----- Zu verwendende Daten

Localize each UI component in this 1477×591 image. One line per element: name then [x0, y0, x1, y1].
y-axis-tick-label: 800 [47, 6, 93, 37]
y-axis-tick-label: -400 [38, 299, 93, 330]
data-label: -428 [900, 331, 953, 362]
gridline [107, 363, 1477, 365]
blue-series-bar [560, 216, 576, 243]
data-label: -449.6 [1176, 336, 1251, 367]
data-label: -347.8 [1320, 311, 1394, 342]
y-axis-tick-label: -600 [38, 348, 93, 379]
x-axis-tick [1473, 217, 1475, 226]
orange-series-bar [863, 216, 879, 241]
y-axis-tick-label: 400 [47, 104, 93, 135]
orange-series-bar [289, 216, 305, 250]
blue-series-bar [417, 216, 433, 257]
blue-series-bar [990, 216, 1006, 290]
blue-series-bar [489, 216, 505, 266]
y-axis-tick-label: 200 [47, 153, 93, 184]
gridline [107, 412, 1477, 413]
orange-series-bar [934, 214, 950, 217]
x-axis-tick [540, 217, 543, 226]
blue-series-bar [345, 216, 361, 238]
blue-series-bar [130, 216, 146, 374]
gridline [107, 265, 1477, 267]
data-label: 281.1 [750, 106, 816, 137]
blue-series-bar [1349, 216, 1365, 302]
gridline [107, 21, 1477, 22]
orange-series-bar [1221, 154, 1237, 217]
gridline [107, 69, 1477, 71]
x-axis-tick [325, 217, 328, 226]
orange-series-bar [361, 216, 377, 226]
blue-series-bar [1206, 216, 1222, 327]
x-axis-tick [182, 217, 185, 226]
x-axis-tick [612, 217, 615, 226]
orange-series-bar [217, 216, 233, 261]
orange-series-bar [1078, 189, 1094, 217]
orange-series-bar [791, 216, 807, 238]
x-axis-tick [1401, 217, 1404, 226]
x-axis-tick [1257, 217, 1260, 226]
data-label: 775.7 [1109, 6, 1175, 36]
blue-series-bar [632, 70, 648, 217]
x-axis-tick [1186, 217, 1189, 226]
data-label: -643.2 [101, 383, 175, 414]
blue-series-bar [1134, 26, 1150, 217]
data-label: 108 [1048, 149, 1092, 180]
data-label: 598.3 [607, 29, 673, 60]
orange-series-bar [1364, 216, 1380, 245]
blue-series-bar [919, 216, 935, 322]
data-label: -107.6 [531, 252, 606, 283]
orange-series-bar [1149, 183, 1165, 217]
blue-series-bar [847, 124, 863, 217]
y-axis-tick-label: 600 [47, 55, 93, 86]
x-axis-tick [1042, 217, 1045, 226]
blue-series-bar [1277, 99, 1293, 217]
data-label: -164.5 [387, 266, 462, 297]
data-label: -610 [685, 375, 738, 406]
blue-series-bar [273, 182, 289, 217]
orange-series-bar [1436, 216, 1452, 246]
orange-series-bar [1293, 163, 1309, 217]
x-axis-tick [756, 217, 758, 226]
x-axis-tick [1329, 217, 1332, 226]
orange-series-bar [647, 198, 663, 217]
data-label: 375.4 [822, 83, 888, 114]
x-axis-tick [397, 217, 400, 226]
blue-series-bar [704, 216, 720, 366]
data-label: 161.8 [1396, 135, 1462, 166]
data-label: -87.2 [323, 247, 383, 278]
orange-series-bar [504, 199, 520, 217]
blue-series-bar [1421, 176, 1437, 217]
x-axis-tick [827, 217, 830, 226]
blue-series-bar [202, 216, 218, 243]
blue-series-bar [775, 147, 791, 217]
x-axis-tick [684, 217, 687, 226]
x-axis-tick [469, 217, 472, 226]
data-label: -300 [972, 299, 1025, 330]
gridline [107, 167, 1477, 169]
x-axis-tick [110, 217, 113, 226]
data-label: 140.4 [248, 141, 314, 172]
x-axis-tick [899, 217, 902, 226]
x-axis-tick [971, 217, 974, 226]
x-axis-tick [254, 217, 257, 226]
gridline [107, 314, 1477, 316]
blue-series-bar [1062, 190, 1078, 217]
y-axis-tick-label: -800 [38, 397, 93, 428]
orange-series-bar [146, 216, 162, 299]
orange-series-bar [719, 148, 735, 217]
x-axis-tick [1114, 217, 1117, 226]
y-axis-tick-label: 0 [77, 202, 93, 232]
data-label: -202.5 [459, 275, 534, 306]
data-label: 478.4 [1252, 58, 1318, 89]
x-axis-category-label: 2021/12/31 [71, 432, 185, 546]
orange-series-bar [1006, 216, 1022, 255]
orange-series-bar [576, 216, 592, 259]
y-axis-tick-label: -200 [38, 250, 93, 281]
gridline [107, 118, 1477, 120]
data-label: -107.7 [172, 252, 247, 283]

----------

▸ Die Aufgabe
Gib die gesamten Daten Zeile für Zeile unverändert wieder.

▸ Endgültige Antwort
Localize each UI component in this 1477×591 image. One line per element: name then [x0, y0, x1, y1].
y-axis-tick-label: 800 [47, 6, 93, 37]
y-axis-tick-label: -400 [38, 299, 93, 330]
data-label: -428 [900, 331, 953, 362]
gridline [107, 363, 1477, 365]
blue-series-bar [560, 216, 576, 243]
data-label: -449.6 [1176, 336, 1251, 367]
data-label: -347.8 [1320, 311, 1394, 342]
y-axis-tick-label: -600 [38, 348, 93, 379]
x-axis-tick [1473, 217, 1475, 226]
orange-series-bar [863, 216, 879, 241]
y-axis-tick-label: 400 [47, 104, 93, 135]
orange-series-bar [289, 216, 305, 250]
blue-series-bar [417, 216, 433, 257]
blue-series-bar [990, 216, 1006, 290]
blue-series-bar [489, 216, 505, 266]
y-axis-tick-label: 200 [47, 153, 93, 184]
gridline [107, 412, 1477, 413]
orange-series-bar [934, 214, 950, 217]
x-axis-tick [540, 217, 543, 226]
blue-series-bar [345, 216, 361, 238]
blue-series-bar [130, 216, 146, 374]
gridline [107, 265, 1477, 267]
data-label: 281.1 [750, 106, 816, 137]
blue-series-bar [1349, 216, 1365, 302]
gridline [107, 21, 1477, 22]
orange-series-bar [1221, 154, 1237, 217]
gridline [107, 69, 1477, 71]
x-axis-tick [325, 217, 328, 226]
orange-series-bar [361, 216, 377, 226]
blue-series-bar [1206, 216, 1222, 327]
x-axis-tick [182, 217, 185, 226]
x-axis-tick [612, 217, 615, 226]
orange-series-bar [217, 216, 233, 261]
orange-series-bar [1078, 189, 1094, 217]
orange-series-bar [791, 216, 807, 238]
x-axis-tick [1401, 217, 1404, 226]
x-axis-tick [1257, 217, 1260, 226]
data-label: 775.7 [1109, 6, 1175, 36]
blue-series-bar [632, 70, 648, 217]
x-axis-tick [1186, 217, 1189, 226]
data-label: -643.2 [101, 383, 175, 414]
blue-series-bar [1134, 26, 1150, 217]
data-label: 108 [1048, 149, 1092, 180]
data-label: 598.3 [607, 29, 673, 60]
orange-series-bar [1364, 216, 1380, 245]
blue-series-bar [919, 216, 935, 322]
data-label: -107.6 [531, 252, 606, 283]
orange-series-bar [1149, 183, 1165, 217]
blue-series-bar [847, 124, 863, 217]
y-axis-tick-label: 600 [47, 55, 93, 86]
x-axis-tick [1042, 217, 1045, 226]
blue-series-bar [1277, 99, 1293, 217]
data-label: -164.5 [387, 266, 462, 297]
data-label: -610 [685, 375, 738, 406]
blue-series-bar [273, 182, 289, 217]
orange-series-bar [1436, 216, 1452, 246]
orange-series-bar [1293, 163, 1309, 217]
x-axis-tick [756, 217, 758, 226]
x-axis-tick [1329, 217, 1332, 226]
orange-series-bar [647, 198, 663, 217]
data-label: 375.4 [822, 83, 888, 114]
x-axis-tick [397, 217, 400, 226]
blue-series-bar [704, 216, 720, 366]
data-label: 161.8 [1396, 135, 1462, 166]
data-label: -87.2 [323, 247, 383, 278]
orange-series-bar [504, 199, 520, 217]
blue-series-bar [1421, 176, 1437, 217]
x-axis-tick [827, 217, 830, 226]
blue-series-bar [202, 216, 218, 243]
blue-series-bar [775, 147, 791, 217]
x-axis-tick [684, 217, 687, 226]
x-axis-tick [469, 217, 472, 226]
data-label: -300 [972, 299, 1025, 330]
gridline [107, 167, 1477, 169]
x-axis-tick [110, 217, 113, 226]
data-label: 140.4 [248, 141, 314, 172]
x-axis-tick [899, 217, 902, 226]
x-axis-tick [971, 217, 974, 226]
x-axis-tick [254, 217, 257, 226]
gridline [107, 314, 1477, 316]
blue-series-bar [1062, 190, 1078, 217]
y-axis-tick-label: -800 [38, 397, 93, 428]
orange-series-bar [146, 216, 162, 299]
orange-series-bar [719, 148, 735, 217]
x-axis-tick [1114, 217, 1117, 226]
y-axis-tick-label: 0 [77, 202, 93, 232]
data-label: -202.5 [459, 275, 534, 306]
data-label: 478.4 [1252, 58, 1318, 89]
x-axis-category-label: 2021/12/31 [71, 432, 185, 546]
orange-series-bar [1006, 216, 1022, 255]
orange-series-bar [576, 216, 592, 259]
y-axis-tick-label: -200 [38, 250, 93, 281]
gridline [107, 118, 1477, 120]
data-label: -107.7 [172, 252, 247, 283]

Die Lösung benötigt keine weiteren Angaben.